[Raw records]
::::::

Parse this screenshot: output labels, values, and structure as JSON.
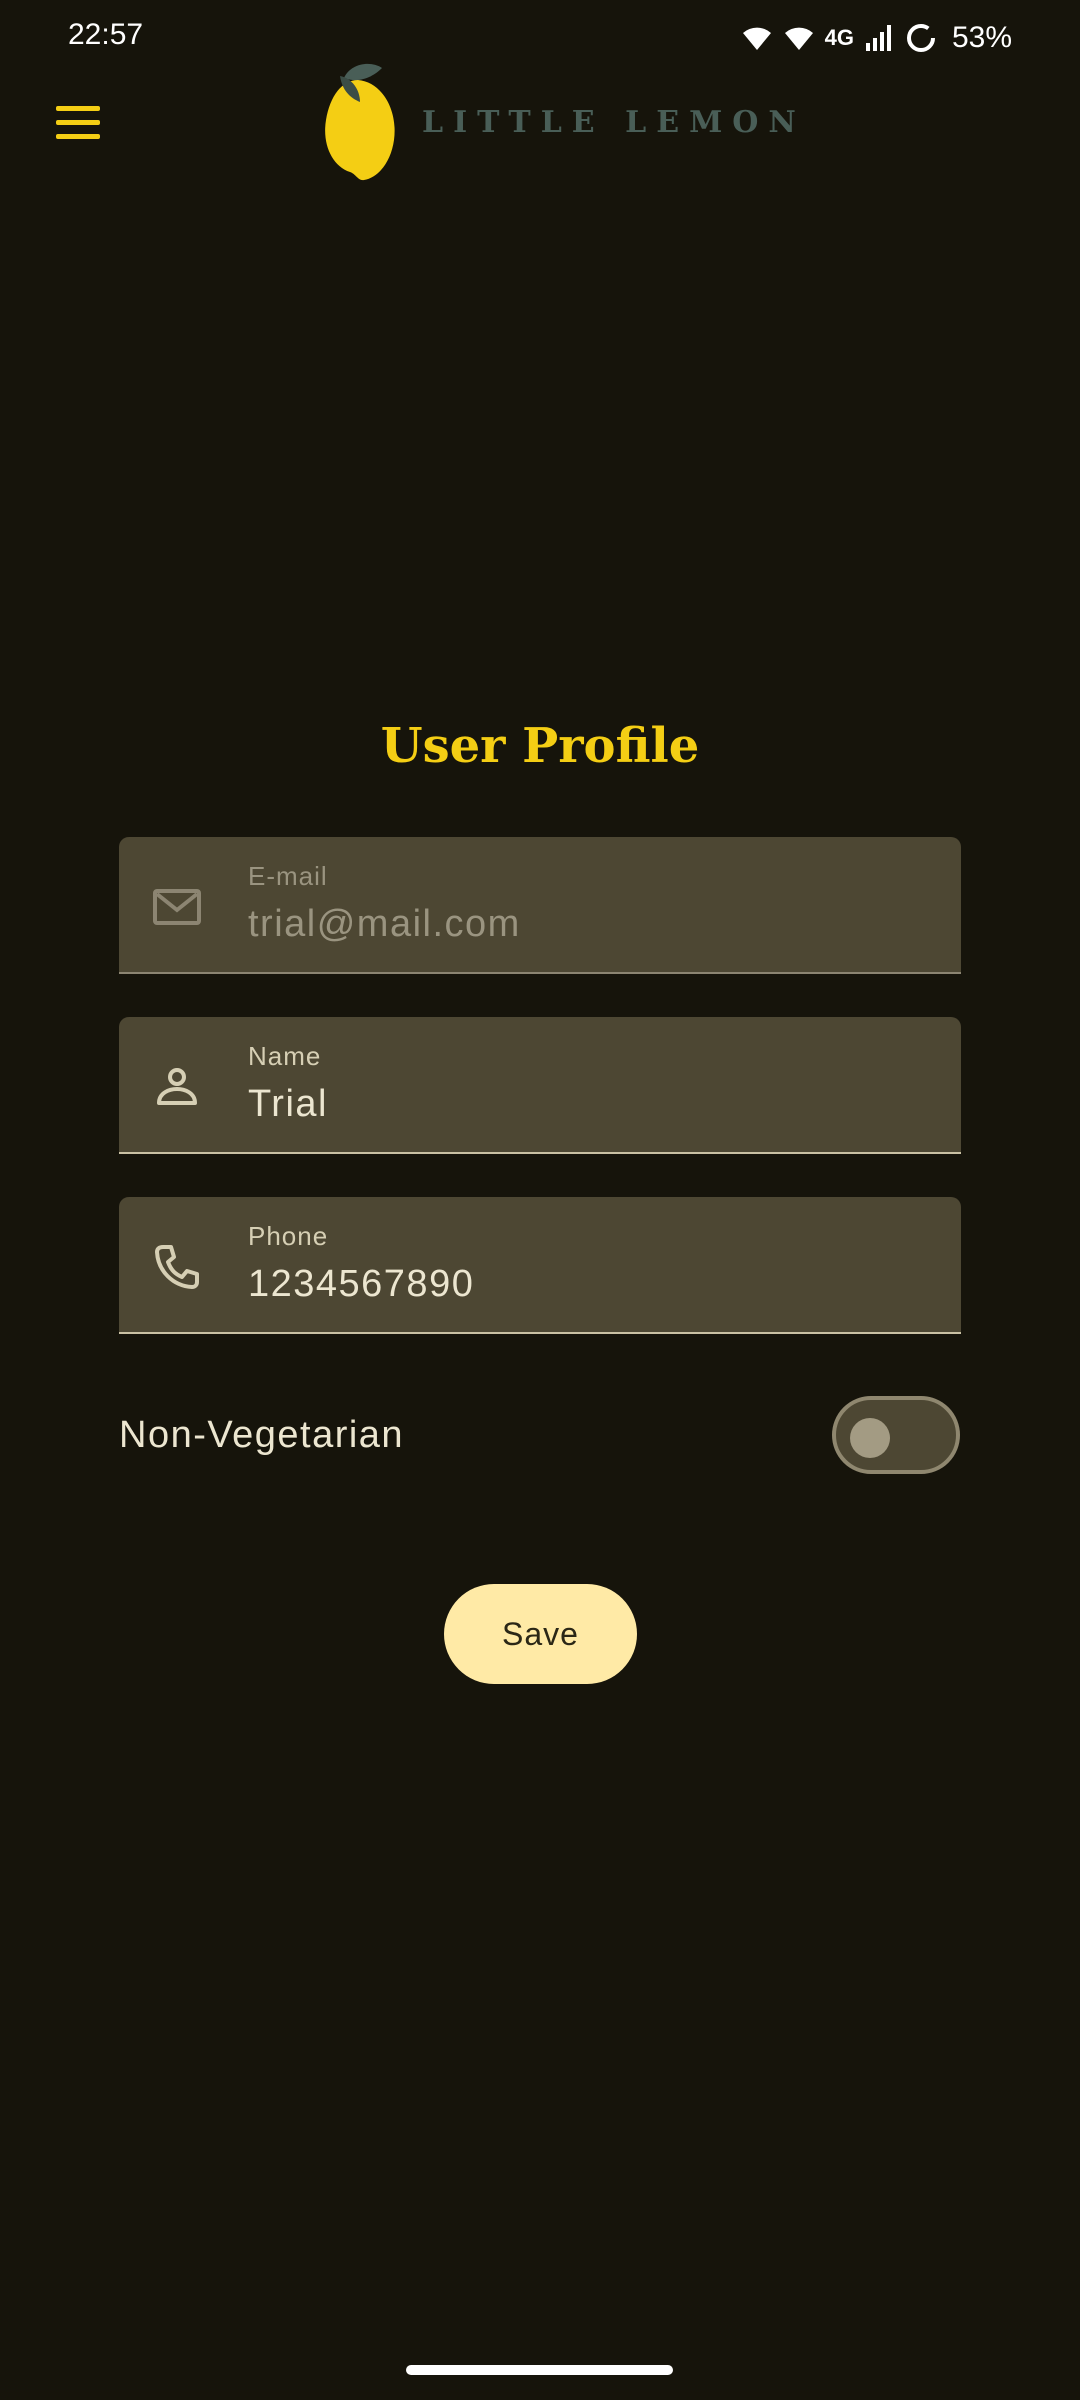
{
  "status_bar": {
    "time": "22:57",
    "network": "4G",
    "battery": "53%"
  },
  "app_bar": {
    "logo_text": "LITTLE LEMON",
    "menu_icon": "hamburger-menu-icon"
  },
  "profile": {
    "title": "User Profile",
    "fields": [
      {
        "label": "E-mail",
        "value": "trial@mail.com",
        "icon": "mail-icon",
        "enabled": false
      },
      {
        "label": "Name",
        "value": "Trial",
        "icon": "person-icon",
        "enabled": true
      },
      {
        "label": "Phone",
        "value": "1234567890",
        "icon": "phone-icon",
        "enabled": true
      }
    ],
    "toggle": {
      "label": "Non-Vegetarian",
      "checked": false
    },
    "save_label": "Save"
  },
  "colors": {
    "background": "#16140b",
    "accent_yellow": "#f4ce14",
    "logo_green": "#495e57",
    "field_bg": "#4d4733",
    "button_bg": "#ffeaa6"
  }
}
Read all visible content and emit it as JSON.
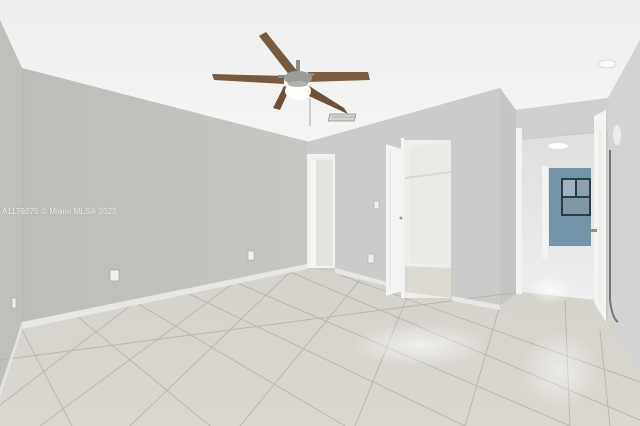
{
  "photo": {
    "watermark": "A1179275 © Miami MLS® 2025"
  },
  "colors": {
    "ceiling": "#f1f1ef",
    "wall_left": "#c3c4c0",
    "wall_back": "#cdcecb",
    "wall_right": "#d2d3d0",
    "floor": "#d9d6ce",
    "grout": "#b9b5ac",
    "baseboard": "#e6e6e3",
    "door_white": "#f4f4f2",
    "fan_blade": "#7a5a3e",
    "blue_wall": "#6f93a8"
  }
}
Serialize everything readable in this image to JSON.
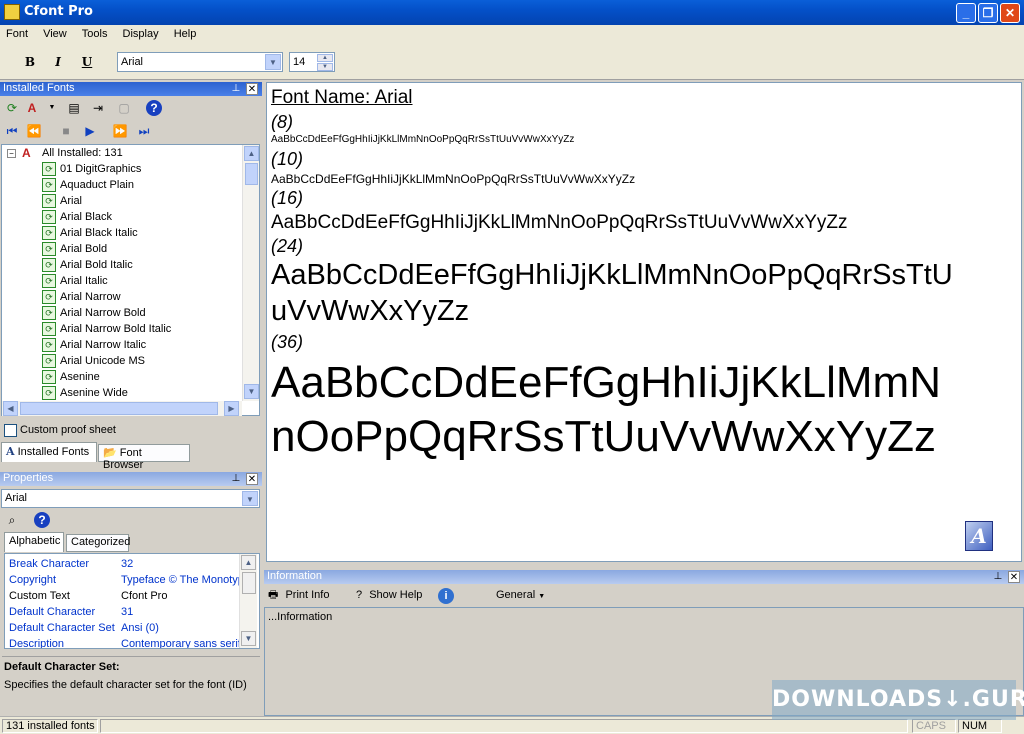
{
  "window": {
    "title": "Cfont Pro"
  },
  "menu": [
    "Font",
    "View",
    "Tools",
    "Display",
    "Help"
  ],
  "toolbar": {
    "bold": "B",
    "italic": "I",
    "underline": "U",
    "font_combo": "Arial",
    "size_value": "14"
  },
  "installed_panel": {
    "title": "Installed Fonts",
    "root_label": "All Installed: 131",
    "fonts": [
      "01 DigitGraphics",
      "Aquaduct    Plain",
      "Arial",
      "Arial Black",
      "Arial Black Italic",
      "Arial Bold",
      "Arial Bold Italic",
      "Arial Italic",
      "Arial Narrow",
      "Arial Narrow Bold",
      "Arial Narrow Bold Italic",
      "Arial Narrow Italic",
      "Arial Unicode MS",
      "Asenine",
      "Asenine Wide"
    ],
    "custom_proof_label": "Custom proof sheet",
    "tab_installed": "Installed Fonts",
    "tab_browser": "Font Browser"
  },
  "properties_panel": {
    "title": "Properties",
    "combo_value": "Arial",
    "tab_alpha": "Alphabetic",
    "tab_categorized": "Categorized",
    "rows": [
      {
        "k": "Break Character",
        "v": "32"
      },
      {
        "k": "Copyright",
        "v": "Typeface © The Monotype"
      },
      {
        "k": "Custom Text",
        "v": "Cfont Pro"
      },
      {
        "k": "Default Character",
        "v": "31"
      },
      {
        "k": "Default Character Set",
        "v": "Ansi (0)"
      },
      {
        "k": "Description",
        "v": "Contemporary sans serif design"
      }
    ],
    "desc_title": "Default Character Set:",
    "desc_text": "Specifies the default character set for the font (ID)"
  },
  "preview": {
    "font_name": "Font Name: Arial",
    "sizes": [
      "(8)",
      "(10)",
      "(16)",
      "(24)",
      "(36)"
    ],
    "sample8": "AaBbCcDdEeFfGgHhIiJjKkLlMmNnOoPpQqRrSsTtUuVvWwXxYyZz",
    "sample10": "AaBbCcDdEeFfGgHhIiJjKkLlMmNnOoPpQqRrSsTtUuVvWwXxYyZz",
    "sample16": "AaBbCcDdEeFfGgHhIiJjKkLlMmNnOoPpQqRrSsTtUuVvWwXxYyZz",
    "sample24_l1": "AaBbCcDdEeFfGgHhIiJjKkLlMmNnOoPpQqRrSsTtU",
    "sample24_l2": "uVvWwXxYyZz",
    "sample36_l1": "AaBbCcDdEeFfGgHhIiJjKkLlMmN",
    "sample36_l2": "nOoPpQqRrSsTtUuVvWwXxYyZz"
  },
  "info_panel": {
    "title": "Information",
    "print_info": "Print Info",
    "show_help": "Show Help",
    "general": "General",
    "content": "...Information"
  },
  "status": {
    "count": "131 installed fonts",
    "caps": "CAPS",
    "num": "NUM"
  },
  "watermark": "DOWNLOADS↓.GURU"
}
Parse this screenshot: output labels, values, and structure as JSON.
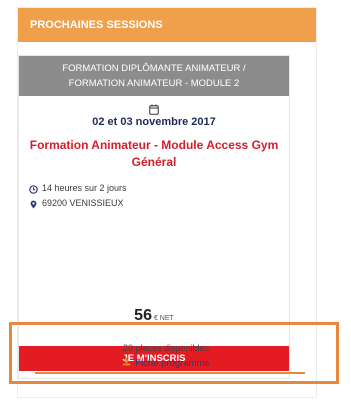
{
  "widget": {
    "header": "PROCHAINES SESSIONS"
  },
  "session": {
    "band_line1": "FORMATION DIPLÔMANTE ANIMATEUR /",
    "band_line2": "FORMATION ANIMATEUR - MODULE 2",
    "date": "02 et 03 novembre 2017",
    "title": "Formation Animateur - Module Access Gym Général",
    "duration": "14 heures sur 2 jours",
    "location": "69200 VENISSIEUX",
    "price_value": "56",
    "price_currency": "€ NET",
    "cta_label": "JE M'INSCRIS",
    "places": "20 places disponibles",
    "program_link": "Fiche programme"
  },
  "icons": {
    "calendar": "calendar-icon",
    "clock": "clock-icon",
    "location": "map-marker-icon",
    "download": "download-icon"
  },
  "colors": {
    "header_bg": "#f0a04b",
    "band_bg": "#8c8c8c",
    "title": "#d11f2b",
    "date": "#1e2a5c",
    "cta_bg": "#e31c24",
    "highlight": "#e8883f"
  }
}
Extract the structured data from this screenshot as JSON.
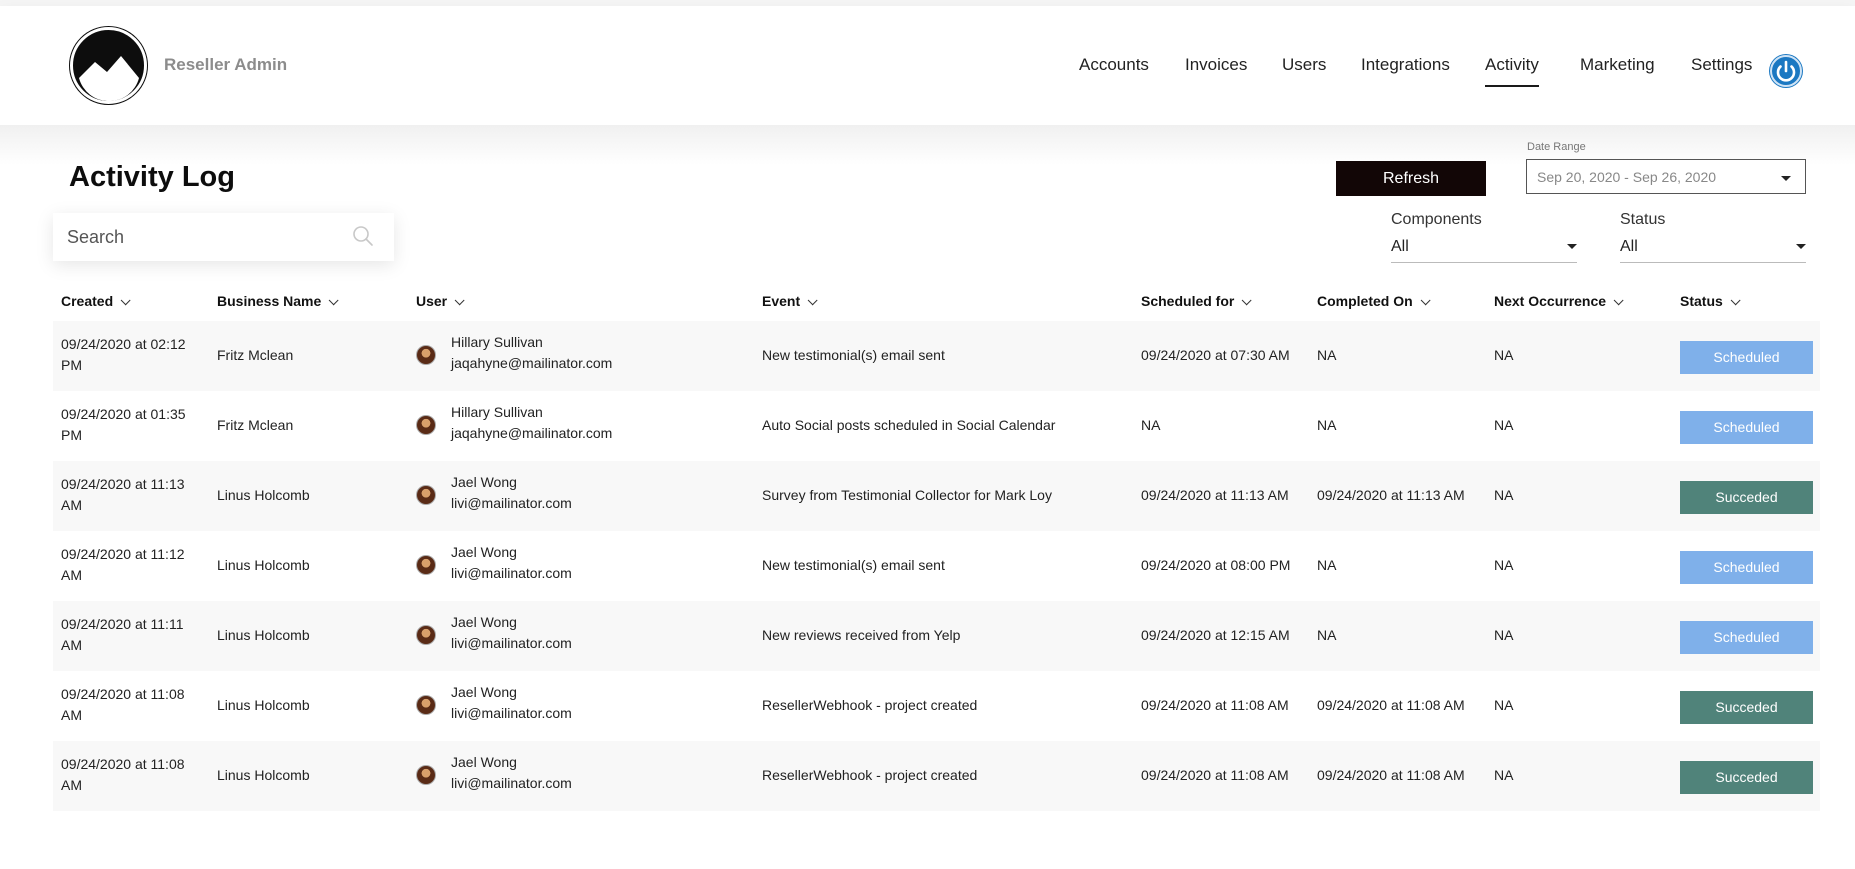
{
  "app": {
    "brand": "Reseller Admin"
  },
  "nav": {
    "items": [
      {
        "label": "Accounts"
      },
      {
        "label": "Invoices"
      },
      {
        "label": "Users"
      },
      {
        "label": "Integrations"
      },
      {
        "label": "Activity",
        "active": true
      },
      {
        "label": "Marketing"
      },
      {
        "label": "Settings"
      }
    ]
  },
  "page": {
    "title": "Activity Log",
    "refresh_label": "Refresh",
    "date_range_label": "Date Range",
    "date_range_value": "Sep 20, 2020 - Sep 26, 2020"
  },
  "search": {
    "placeholder": "Search"
  },
  "filters": {
    "components": {
      "label": "Components",
      "value": "All"
    },
    "status": {
      "label": "Status",
      "value": "All"
    }
  },
  "table": {
    "headers": {
      "created": "Created",
      "business": "Business Name",
      "user": "User",
      "event": "Event",
      "scheduled": "Scheduled for",
      "completed": "Completed On",
      "next": "Next Occurrence",
      "status": "Status"
    },
    "rows": [
      {
        "created": "09/24/2020 at 02:12 PM",
        "business": "Fritz Mclean",
        "user_name": "Hillary Sullivan",
        "user_email": "jaqahyne@mailinator.com",
        "event": "New testimonial(s) email sent",
        "scheduled": "09/24/2020 at 07:30 AM",
        "completed": "NA",
        "next": "NA",
        "status": "Scheduled"
      },
      {
        "created": "09/24/2020 at 01:35 PM",
        "business": "Fritz Mclean",
        "user_name": "Hillary Sullivan",
        "user_email": "jaqahyne@mailinator.com",
        "event": "Auto Social posts scheduled in Social Calendar",
        "scheduled": "NA",
        "completed": "NA",
        "next": "NA",
        "status": "Scheduled"
      },
      {
        "created": "09/24/2020 at 11:13 AM",
        "business": "Linus Holcomb",
        "user_name": "Jael Wong",
        "user_email": "livi@mailinator.com",
        "event": "Survey from Testimonial Collector for Mark Loy",
        "scheduled": "09/24/2020 at 11:13 AM",
        "completed": "09/24/2020 at 11:13 AM",
        "next": "NA",
        "status": "Succeded"
      },
      {
        "created": "09/24/2020 at 11:12 AM",
        "business": "Linus Holcomb",
        "user_name": "Jael Wong",
        "user_email": "livi@mailinator.com",
        "event": "New testimonial(s) email sent",
        "scheduled": "09/24/2020 at 08:00 PM",
        "completed": "NA",
        "next": "NA",
        "status": "Scheduled"
      },
      {
        "created": "09/24/2020 at 11:11 AM",
        "business": "Linus Holcomb",
        "user_name": "Jael Wong",
        "user_email": "livi@mailinator.com",
        "event": "New reviews received from Yelp",
        "scheduled": "09/24/2020 at 12:15 AM",
        "completed": "NA",
        "next": "NA",
        "status": "Scheduled"
      },
      {
        "created": "09/24/2020 at 11:08 AM",
        "business": "Linus Holcomb",
        "user_name": "Jael Wong",
        "user_email": "livi@mailinator.com",
        "event": "ResellerWebhook - project created",
        "scheduled": "09/24/2020 at 11:08 AM",
        "completed": "09/24/2020 at 11:08 AM",
        "next": "NA",
        "status": "Succeded"
      },
      {
        "created": "09/24/2020 at 11:08 AM",
        "business": "Linus Holcomb",
        "user_name": "Jael Wong",
        "user_email": "livi@mailinator.com",
        "event": "ResellerWebhook - project created",
        "scheduled": "09/24/2020 at 11:08 AM",
        "completed": "09/24/2020 at 11:08 AM",
        "next": "NA",
        "status": "Succeded"
      }
    ]
  },
  "colors": {
    "scheduled": "#7fb0ea",
    "succeded": "#50837a",
    "power_button": "#1b78c2",
    "refresh_button": "#120606"
  },
  "icons": {
    "logo": "mountain-logo-icon",
    "power": "power-icon",
    "search": "search-icon",
    "dropdown": "caret-down-icon",
    "sort": "chevron-down-icon",
    "avatar": "user-avatar"
  }
}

::::::

[GOAL] Filter out every line that lacks the word "created", and copy the rest.

[EXERCISE OUTPUT]
      "created": "Created",
        "created": "09/24/2020 at 02:12 PM",
        "created": "09/24/2020 at 01:35 PM",
        "created": "09/24/2020 at 11:13 AM",
        "created": "09/24/2020 at 11:12 AM",
        "created": "09/24/2020 at 11:11 AM",
        "created": "09/24/2020 at 11:08 AM",
        "event": "ResellerWebhook - project created",
        "created": "09/24/2020 at 11:08 AM",
        "event": "ResellerWebhook - project created",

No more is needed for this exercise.